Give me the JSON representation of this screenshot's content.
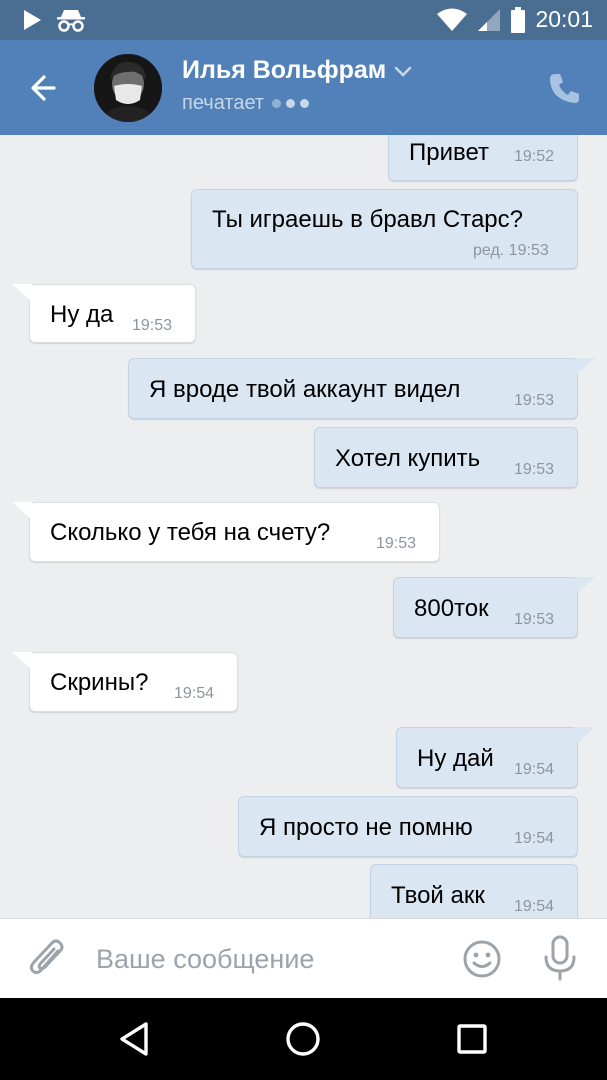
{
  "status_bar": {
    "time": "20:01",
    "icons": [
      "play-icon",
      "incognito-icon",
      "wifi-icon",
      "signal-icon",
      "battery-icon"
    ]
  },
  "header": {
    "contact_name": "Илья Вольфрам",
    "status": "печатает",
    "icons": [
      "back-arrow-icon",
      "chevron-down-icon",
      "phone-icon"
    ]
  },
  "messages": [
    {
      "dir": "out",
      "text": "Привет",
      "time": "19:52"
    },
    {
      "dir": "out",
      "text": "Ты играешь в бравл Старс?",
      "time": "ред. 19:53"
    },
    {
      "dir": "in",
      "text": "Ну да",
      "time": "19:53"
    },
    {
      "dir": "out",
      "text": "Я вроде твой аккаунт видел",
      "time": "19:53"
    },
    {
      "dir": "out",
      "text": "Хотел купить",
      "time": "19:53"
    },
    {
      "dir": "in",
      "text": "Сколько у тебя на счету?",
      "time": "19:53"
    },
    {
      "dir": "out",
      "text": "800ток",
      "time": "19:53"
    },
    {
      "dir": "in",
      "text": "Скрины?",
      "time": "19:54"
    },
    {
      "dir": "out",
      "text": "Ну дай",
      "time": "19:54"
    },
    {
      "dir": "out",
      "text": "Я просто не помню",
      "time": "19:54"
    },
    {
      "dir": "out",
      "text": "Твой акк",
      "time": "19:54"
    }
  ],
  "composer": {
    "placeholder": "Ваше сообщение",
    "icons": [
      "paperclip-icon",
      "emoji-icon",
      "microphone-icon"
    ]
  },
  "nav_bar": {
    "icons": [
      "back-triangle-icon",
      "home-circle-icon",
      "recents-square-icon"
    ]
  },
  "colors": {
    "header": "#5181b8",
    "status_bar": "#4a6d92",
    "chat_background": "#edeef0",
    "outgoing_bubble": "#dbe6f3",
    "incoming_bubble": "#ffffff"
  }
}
--
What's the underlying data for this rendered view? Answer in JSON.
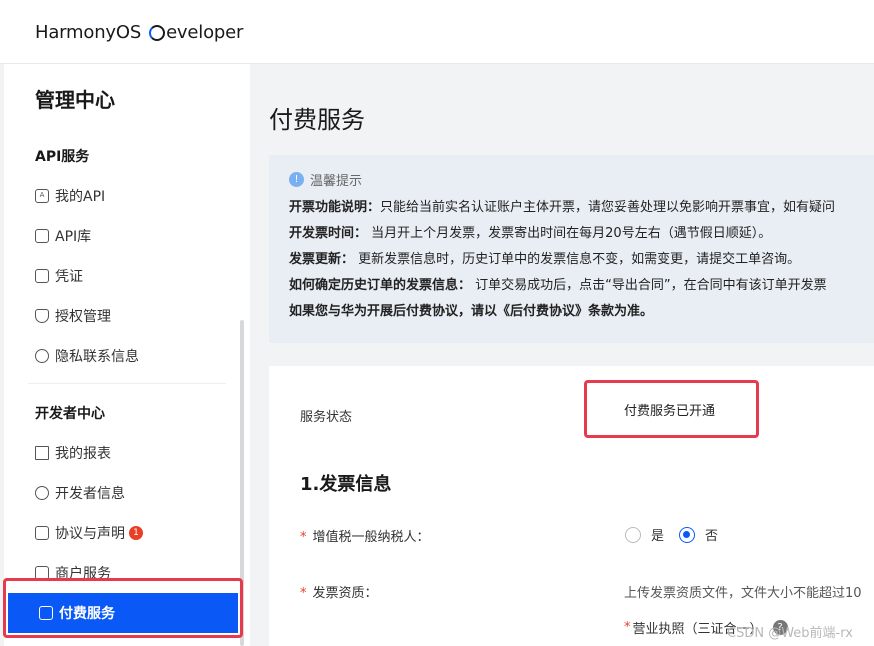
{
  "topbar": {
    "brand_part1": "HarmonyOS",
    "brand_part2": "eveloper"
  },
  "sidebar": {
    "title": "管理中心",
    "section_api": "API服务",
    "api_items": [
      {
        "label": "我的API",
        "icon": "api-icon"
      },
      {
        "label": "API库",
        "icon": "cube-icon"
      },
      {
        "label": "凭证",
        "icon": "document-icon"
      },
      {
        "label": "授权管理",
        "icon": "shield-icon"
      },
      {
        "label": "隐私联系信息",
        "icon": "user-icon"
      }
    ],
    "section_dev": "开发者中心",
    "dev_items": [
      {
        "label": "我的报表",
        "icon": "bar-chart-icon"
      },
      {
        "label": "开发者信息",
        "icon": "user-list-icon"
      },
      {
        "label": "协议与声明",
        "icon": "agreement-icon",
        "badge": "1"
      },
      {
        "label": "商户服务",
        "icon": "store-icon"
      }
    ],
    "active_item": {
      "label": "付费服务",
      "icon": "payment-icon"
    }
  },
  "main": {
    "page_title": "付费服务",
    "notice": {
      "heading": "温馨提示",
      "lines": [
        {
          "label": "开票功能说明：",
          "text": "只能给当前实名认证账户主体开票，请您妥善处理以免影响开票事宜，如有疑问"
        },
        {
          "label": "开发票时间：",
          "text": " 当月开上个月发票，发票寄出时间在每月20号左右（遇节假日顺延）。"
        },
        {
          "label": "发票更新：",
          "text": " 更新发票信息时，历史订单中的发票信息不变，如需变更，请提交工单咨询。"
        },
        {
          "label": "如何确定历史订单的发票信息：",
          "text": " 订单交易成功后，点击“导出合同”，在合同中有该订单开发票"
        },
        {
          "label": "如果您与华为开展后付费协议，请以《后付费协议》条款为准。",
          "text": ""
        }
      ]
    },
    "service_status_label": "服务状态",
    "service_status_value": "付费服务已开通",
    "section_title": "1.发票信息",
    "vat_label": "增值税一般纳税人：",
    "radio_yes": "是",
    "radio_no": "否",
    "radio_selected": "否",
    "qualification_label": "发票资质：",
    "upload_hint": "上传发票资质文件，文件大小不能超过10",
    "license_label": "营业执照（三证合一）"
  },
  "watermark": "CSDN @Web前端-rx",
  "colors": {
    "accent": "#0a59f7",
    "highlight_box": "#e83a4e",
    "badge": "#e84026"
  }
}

Instruction
Each line of the data that includes the word "this" counts once; report the total and nothing more.

Answer
2